_SUPPLIED MATERIAL_.
—————

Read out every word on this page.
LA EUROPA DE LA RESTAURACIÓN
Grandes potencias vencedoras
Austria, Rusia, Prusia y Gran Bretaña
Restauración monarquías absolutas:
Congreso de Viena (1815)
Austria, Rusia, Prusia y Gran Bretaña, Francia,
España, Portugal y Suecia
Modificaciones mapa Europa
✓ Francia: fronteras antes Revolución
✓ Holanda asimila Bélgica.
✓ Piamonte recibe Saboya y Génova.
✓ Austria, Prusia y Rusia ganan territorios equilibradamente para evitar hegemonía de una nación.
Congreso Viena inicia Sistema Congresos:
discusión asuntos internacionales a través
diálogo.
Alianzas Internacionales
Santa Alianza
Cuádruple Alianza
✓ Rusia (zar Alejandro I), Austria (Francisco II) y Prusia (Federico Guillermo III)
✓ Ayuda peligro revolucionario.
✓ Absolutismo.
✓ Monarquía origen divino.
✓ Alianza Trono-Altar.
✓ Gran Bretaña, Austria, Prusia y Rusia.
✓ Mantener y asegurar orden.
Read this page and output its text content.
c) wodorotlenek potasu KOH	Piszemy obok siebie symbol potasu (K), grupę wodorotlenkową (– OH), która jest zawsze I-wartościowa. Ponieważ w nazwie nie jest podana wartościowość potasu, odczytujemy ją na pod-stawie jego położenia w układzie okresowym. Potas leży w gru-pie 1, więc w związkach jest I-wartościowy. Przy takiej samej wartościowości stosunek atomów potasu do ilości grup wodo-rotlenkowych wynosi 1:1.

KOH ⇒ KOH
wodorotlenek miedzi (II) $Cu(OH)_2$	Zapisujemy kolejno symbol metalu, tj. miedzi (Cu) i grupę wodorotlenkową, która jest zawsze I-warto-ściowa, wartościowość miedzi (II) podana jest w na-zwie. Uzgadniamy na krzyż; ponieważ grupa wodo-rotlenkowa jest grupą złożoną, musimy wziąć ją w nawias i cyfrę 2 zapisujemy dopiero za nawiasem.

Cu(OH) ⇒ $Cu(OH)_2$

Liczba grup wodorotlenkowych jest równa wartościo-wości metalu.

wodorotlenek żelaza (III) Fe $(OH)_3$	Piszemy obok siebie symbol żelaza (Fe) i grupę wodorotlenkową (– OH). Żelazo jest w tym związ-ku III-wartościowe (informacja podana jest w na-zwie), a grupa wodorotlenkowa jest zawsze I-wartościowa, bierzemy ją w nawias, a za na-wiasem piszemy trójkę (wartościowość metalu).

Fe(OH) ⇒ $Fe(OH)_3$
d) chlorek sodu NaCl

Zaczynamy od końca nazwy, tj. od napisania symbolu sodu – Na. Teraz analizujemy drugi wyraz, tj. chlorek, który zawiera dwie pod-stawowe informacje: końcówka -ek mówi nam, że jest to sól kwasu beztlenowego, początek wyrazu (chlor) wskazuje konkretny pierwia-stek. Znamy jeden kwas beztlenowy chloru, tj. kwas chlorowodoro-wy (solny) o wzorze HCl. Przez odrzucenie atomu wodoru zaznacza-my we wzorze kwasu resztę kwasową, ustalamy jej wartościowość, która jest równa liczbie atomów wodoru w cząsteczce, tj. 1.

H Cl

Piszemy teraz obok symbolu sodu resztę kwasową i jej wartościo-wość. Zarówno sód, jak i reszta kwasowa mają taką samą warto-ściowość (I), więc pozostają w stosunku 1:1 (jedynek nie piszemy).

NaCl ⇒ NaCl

—————

_SHORT PROBLEM_. Output all preceding records character for character.

_THE COMPLETED TASK_.
Read out every word on this page.
LA EUROPA DE LA RESTAURACIÓN
Grandes potencias vencedoras
Austria, Rusia, Prusia y Gran Bretaña
Restauración monarquías absolutas:
Congreso de Viena (1815)
Austria, Rusia, Prusia y Gran Bretaña, Francia,
España, Portugal y Suecia
Modificaciones mapa Europa
✓ Francia: fronteras antes Revolución
✓ Holanda asimila Bélgica.
✓ Piamonte recibe Saboya y Génova.
✓ Austria, Prusia y Rusia ganan territorios equilibradamente para evitar hegemonía de una nación.
Congreso Viena inicia Sistema Congresos:
discusión asuntos internacionales a través
diálogo.
Alianzas Internacionales
Santa Alianza
Cuádruple Alianza
✓ Rusia (zar Alejandro I), Austria (Francisco II) y Prusia (Federico Guillermo III)
✓ Ayuda peligro revolucionario.
✓ Absolutismo.
✓ Monarquía origen divino.
✓ Alianza Trono-Altar.
✓ Gran Bretaña, Austria, Prusia y Rusia.
✓ Mantener y asegurar orden.
Read this page and output its text content.
c) wodorotlenek potasu KOH	Piszemy obok siebie symbol potasu (K), grupę wodorotlenkową (– OH), która jest zawsze I-wartościowa. Ponieważ w nazwie nie jest podana wartościowość potasu, odczytujemy ją na pod-stawie jego położenia w układzie okresowym. Potas leży w gru-pie 1, więc w związkach jest I-wartościowy. Przy takiej samej wartościowości stosunek atomów potasu do ilości grup wodo-rotlenkowych wynosi 1:1.

KOH ⇒ KOH
wodorotlenek miedzi (II) $Cu(OH)_2$	Zapisujemy kolejno symbol metalu, tj. miedzi (Cu) i grupę wodorotlenkową, która jest zawsze I-warto-ściowa, wartościowość miedzi (II) podana jest w na-zwie. Uzgadniamy na krzyż; ponieważ grupa wodo-rotlenkowa jest grupą złożoną, musimy wziąć ją w nawias i cyfrę 2 zapisujemy dopiero za nawiasem.

Cu(OH) ⇒ $Cu(OH)_2$

Liczba grup wodorotlenkowych jest równa wartościo-wości metalu.

wodorotlenek żelaza (III) Fe $(OH)_3$	Piszemy obok siebie symbol żelaza (Fe) i grupę wodorotlenkową (– OH). Żelazo jest w tym związ-ku III-wartościowe (informacja podana jest w na-zwie), a grupa wodorotlenkowa jest zawsze I-wartościowa, bierzemy ją w nawias, a za na-wiasem piszemy trójkę (wartościowość metalu).

Fe(OH) ⇒ $Fe(OH)_3$
d) chlorek sodu NaCl

Zaczynamy od końca nazwy, tj. od napisania symbolu sodu – Na. Teraz analizujemy drugi wyraz, tj. chlorek, który zawiera dwie pod-stawowe informacje: końcówka -ek mówi nam, że jest to sól kwasu beztlenowego, początek wyrazu (chlor) wskazuje konkretny pierwia-stek. Znamy jeden kwas beztlenowy chloru, tj. kwas chlorowodoro-wy (solny) o wzorze HCl. Przez odrzucenie atomu wodoru zaznacza-my we wzorze kwasu resztę kwasową, ustalamy jej wartościowość, która jest równa liczbie atomów wodoru w cząsteczce, tj. 1.

H Cl

Piszemy teraz obok symbolu sodu resztę kwasową i jej wartościo-wość. Zarówno sód, jak i reszta kwasowa mają taką samą warto-ściowość (I), więc pozostają w stosunku 1:1 (jedynek nie piszemy).

NaCl ⇒ NaCl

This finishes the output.